The problem.
Leave out the pictures and repeat the data exactly.

Task input.
++++++

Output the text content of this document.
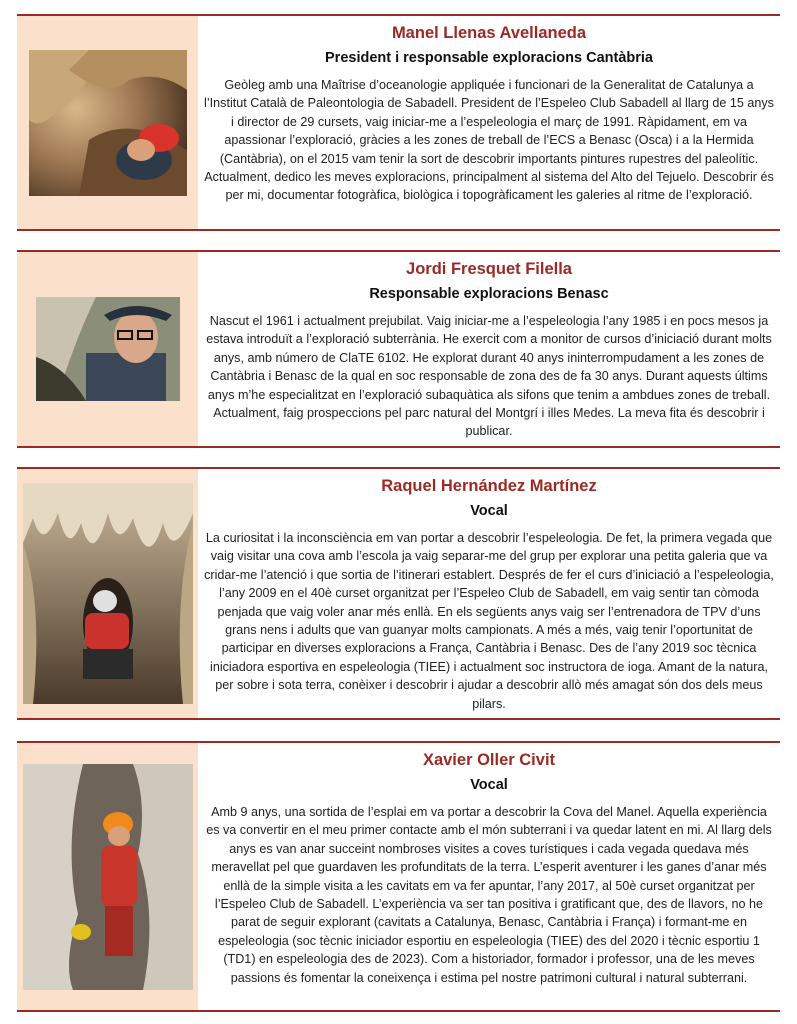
Manel Llenas Avellaneda
President i responsable exploracions Cantàbria
Geòleg amb una Maîtrise d’oceanologie appliquée i funcionari de la Generalitat de Catalunya a l’Institut Català de Paleontologia de Sabadell. President de l’Espeleo Club Sabadell al llarg de 15 anys i director de 29 cursets, vaig iniciar-me a l’espeleologia el març de 1991. Ràpidament, em va apassionar l’exploració, gràcies a les zones de treball de l’ECS a Benasc (Osca) i a la Hermida (Cantàbria), on el 2015 vam tenir la sort de descobrir importants pintures rupestres del paleolític. Actualment, dedico les meves exploracions, principalment al sistema del Alto del Tejuelo. Descobrir és per mi, documentar fotogràfica, biològica i topogràficament les galeries al ritme de l’exploració.
Jordi Fresquet Filella
Responsable exploracions Benasc
Nascut el 1961 i actualment prejubilat. Vaig iniciar-me a l’espeleologia l’any 1985 i en pocs mesos ja estava introduït a l’exploració subterrània. He exercit com a monitor de cursos d’iniciació durant molts anys, amb número de ClaTE 6102. He explorat durant 40 anys ininterrompudament a les zones de Cantàbria i Benasc de la qual en soc responsable de zona des de fa 30 anys. Durant aquests últims anys m’he especialitzat en l’exploració subaquàtica als sifons que tenim a ambdues zones de treball. Actualment, faig prospeccions pel parc natural del Montgrí i illes Medes. La meva fita és descobrir i publicar.
Raquel Hernández Martínez
Vocal
La curiositat i la inconsciència em van portar a descobrir l’espeleologia. De fet, la primera vegada que vaig visitar una cova amb l’escola ja vaig separar-me del grup per explorar una petita galeria que va cridar-me l’atenció i que sortia de l’itinerari establert. Després de fer el curs d’iniciació a l’espeleologia, l’any 2009 en el 40è curset organitzat per l’Espeleo Club de Sabadell, em vaig sentir tan còmoda penjada que vaig voler anar més enllà. En els següents anys vaig ser l’entrenadora de TPV d’uns grans nens i adults que van guanyar molts campionats. A més a més, vaig tenir l’oportunitat de participar en diverses exploracions a França, Cantàbria i Benasc. Des de l’any 2019 soc tècnica iniciadora esportiva en espeleologia (TIEE) i actualment soc instructora de ioga. Amant de la natura, per sobre i sota terra, conèixer i descobrir i ajudar a descobrir allò més amagat són dos dels meus pilars.
Xavier Oller Civit
Vocal
Amb 9 anys, una sortida de l’esplai em va portar a descobrir la Cova del Manel. Aquella experiència es va convertir en el meu primer contacte amb el món subterrani i va quedar latent en mi. Al llarg dels anys es van anar succeint nombroses visites a coves turístiques i cada vegada quedava més meravellat pel que guardaven les profunditats de la terra. L’esperit aventurer i les ganes d’anar més enllà de la simple visita a les cavitats em va fer apuntar, l’any 2017, al 50è curset organitzat per l’Espeleo Club de Sabadell. L’experiència va ser tan positiva i gratificant que, des de llavors, no he parat de seguir explorant (cavitats a Catalunya, Benasc, Cantàbria i França) i formant-me en espeleologia (soc tècnic iniciador esportiu en espeleologia (TIEE) des del 2020 i tècnic esportiu 1 (TD1) en espeleologia des de 2023). Com a historiador, formador i professor, una de les meves passions és fomentar la coneixença i estima pel nostre patrimoni cultural i natural subterrani.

++++++

Answer to the exercise.
Output the text content of this document.
Manel Llenas Avellaneda
President i responsable exploracions Cantàbria
Geòleg amb una Maîtrise d’oceanologie appliquée i funcionari de la Generalitat de Catalunya a l’Institut Català de Paleontologia de Sabadell. President de l’Espeleo Club Sabadell al llarg de 15 anys i director de 29 cursets, vaig iniciar-me a l’espeleologia el març de 1991. Ràpidament, em va apassionar l’exploració, gràcies a les zones de treball de l’ECS a Benasc (Osca) i a la Hermida (Cantàbria), on el 2015 vam tenir la sort de descobrir importants pintures rupestres del paleolític. Actualment, dedico les meves exploracions, principalment al sistema del Alto del Tejuelo. Descobrir és per mi, documentar fotogràfica, biològica i topogràficament les galeries al ritme de l’exploració.
Jordi Fresquet Filella
Responsable exploracions Benasc
Nascut el 1961 i actualment prejubilat. Vaig iniciar-me a l’espeleologia l’any 1985 i en pocs mesos ja estava introduït a l’exploració subterrània. He exercit com a monitor de cursos d’iniciació durant molts anys, amb número de ClaTE 6102. He explorat durant 40 anys ininterrompudament a les zones de Cantàbria i Benasc de la qual en soc responsable de zona des de fa 30 anys. Durant aquests últims anys m’he especialitzat en l’exploració subaquàtica als sifons que tenim a ambdues zones de treball. Actualment, faig prospeccions pel parc natural del Montgrí i illes Medes. La meva fita és descobrir i publicar.
Raquel Hernández Martínez
Vocal
La curiositat i la inconsciència em van portar a descobrir l’espeleologia. De fet, la primera vegada que vaig visitar una cova amb l’escola ja vaig separar-me del grup per explorar una petita galeria que va cridar-me l’atenció i que sortia de l’itinerari establert. Després de fer el curs d’iniciació a l’espeleologia, l’any 2009 en el 40è curset organitzat per l’Espeleo Club de Sabadell, em vaig sentir tan còmoda penjada que vaig voler anar més enllà. En els següents anys vaig ser l’entrenadora de TPV d’uns grans nens i adults que van guanyar molts campionats. A més a més, vaig tenir l’oportunitat de participar en diverses exploracions a França, Cantàbria i Benasc. Des de l’any 2019 soc tècnica iniciadora esportiva en espeleologia (TIEE) i actualment soc instructora de ioga. Amant de la natura, per sobre i sota terra, conèixer i descobrir i ajudar a descobrir allò més amagat són dos dels meus pilars.
Xavier Oller Civit
Vocal
Amb 9 anys, una sortida de l’esplai em va portar a descobrir la Cova del Manel. Aquella experiència es va convertir en el meu primer contacte amb el món subterrani i va quedar latent en mi. Al llarg dels anys es van anar succeint nombroses visites a coves turístiques i cada vegada quedava més meravellat pel que guardaven les profunditats de la terra. L’esperit aventurer i les ganes d’anar més enllà de la simple visita a les cavitats em va fer apuntar, l’any 2017, al 50è curset organitzat per l’Espeleo Club de Sabadell. L’experiència va ser tan positiva i gratificant que, des de llavors, no he parat de seguir explorant (cavitats a Catalunya, Benasc, Cantàbria i França) i formant-me en espeleologia (soc tècnic iniciador esportiu en espeleologia (TIEE) des del 2020 i tècnic esportiu 1 (TD1) en espeleologia des de 2023). Com a historiador, formador i professor, una de les meves passions és fomentar la coneixença i estima pel nostre patrimoni cultural i natural subterrani.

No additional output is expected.